**PROBLEM DESCRIPTION**: Give the number of lines containing the word "label", and nothing else.

**RAW DATA**:
::::::
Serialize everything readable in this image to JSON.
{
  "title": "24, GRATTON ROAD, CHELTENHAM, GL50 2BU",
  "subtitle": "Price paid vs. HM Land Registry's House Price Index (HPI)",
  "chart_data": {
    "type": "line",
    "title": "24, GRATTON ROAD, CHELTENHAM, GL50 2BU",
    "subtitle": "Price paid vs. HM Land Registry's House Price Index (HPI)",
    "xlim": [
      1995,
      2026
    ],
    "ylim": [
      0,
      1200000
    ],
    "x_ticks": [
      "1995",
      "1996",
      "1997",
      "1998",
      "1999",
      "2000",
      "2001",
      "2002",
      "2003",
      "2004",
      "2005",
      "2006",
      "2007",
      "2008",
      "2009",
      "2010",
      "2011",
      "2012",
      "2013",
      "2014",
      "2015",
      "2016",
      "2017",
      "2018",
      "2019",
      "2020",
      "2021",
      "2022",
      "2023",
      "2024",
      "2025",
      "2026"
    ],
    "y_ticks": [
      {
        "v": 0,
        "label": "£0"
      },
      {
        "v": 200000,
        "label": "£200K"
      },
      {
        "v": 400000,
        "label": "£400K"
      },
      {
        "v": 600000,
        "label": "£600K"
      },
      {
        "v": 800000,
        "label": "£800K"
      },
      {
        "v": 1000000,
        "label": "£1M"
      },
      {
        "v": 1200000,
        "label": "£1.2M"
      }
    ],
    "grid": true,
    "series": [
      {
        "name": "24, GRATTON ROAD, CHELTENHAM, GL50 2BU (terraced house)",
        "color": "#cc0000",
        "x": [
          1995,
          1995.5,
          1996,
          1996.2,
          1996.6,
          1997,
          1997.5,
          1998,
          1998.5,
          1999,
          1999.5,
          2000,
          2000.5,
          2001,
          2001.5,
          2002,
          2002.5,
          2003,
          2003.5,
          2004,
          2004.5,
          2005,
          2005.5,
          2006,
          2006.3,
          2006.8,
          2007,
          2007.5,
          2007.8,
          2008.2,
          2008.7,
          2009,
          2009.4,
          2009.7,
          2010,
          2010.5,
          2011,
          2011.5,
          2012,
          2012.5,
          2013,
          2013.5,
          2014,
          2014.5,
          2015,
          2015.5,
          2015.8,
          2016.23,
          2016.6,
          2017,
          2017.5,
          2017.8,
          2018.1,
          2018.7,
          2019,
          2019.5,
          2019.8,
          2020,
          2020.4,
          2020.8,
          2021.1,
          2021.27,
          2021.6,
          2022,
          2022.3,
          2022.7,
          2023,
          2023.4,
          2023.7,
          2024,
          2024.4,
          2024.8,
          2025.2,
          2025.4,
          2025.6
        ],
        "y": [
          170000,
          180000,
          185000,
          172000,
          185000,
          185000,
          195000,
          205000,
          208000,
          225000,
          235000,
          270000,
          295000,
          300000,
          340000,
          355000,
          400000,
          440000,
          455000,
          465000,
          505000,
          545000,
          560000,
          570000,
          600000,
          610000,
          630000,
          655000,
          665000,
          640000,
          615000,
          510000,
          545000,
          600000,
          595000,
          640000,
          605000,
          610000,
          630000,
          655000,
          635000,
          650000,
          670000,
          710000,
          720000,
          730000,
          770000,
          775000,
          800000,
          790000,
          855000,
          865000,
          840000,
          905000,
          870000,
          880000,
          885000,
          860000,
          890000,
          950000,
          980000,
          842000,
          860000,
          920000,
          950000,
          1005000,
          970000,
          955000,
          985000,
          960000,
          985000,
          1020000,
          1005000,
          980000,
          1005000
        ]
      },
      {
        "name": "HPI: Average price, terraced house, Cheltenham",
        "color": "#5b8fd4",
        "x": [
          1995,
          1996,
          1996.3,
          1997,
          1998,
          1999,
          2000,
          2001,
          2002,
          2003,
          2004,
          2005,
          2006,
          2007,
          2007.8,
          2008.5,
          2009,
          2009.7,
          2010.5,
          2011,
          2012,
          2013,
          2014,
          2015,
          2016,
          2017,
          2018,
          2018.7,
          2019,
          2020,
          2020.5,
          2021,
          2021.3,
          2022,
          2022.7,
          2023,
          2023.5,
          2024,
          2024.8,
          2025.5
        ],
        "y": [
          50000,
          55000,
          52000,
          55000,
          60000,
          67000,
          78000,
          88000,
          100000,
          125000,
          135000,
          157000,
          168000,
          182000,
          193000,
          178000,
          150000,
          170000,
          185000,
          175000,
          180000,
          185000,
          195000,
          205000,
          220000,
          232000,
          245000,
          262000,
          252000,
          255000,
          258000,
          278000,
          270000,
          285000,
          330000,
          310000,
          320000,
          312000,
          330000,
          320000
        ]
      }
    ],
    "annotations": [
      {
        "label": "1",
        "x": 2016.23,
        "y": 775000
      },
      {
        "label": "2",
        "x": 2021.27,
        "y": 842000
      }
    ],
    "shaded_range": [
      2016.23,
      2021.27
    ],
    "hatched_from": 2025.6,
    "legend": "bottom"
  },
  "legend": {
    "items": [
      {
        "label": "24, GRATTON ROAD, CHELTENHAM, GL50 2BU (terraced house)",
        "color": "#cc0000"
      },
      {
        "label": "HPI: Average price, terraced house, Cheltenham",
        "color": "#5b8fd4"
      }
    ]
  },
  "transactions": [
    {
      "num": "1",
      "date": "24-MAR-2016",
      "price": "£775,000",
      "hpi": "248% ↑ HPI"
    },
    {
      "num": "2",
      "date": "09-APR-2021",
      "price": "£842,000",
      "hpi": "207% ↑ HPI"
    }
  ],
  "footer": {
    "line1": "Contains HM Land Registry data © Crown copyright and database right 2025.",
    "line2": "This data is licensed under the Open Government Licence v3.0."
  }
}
::::::
**TASK SOLUTION**: 11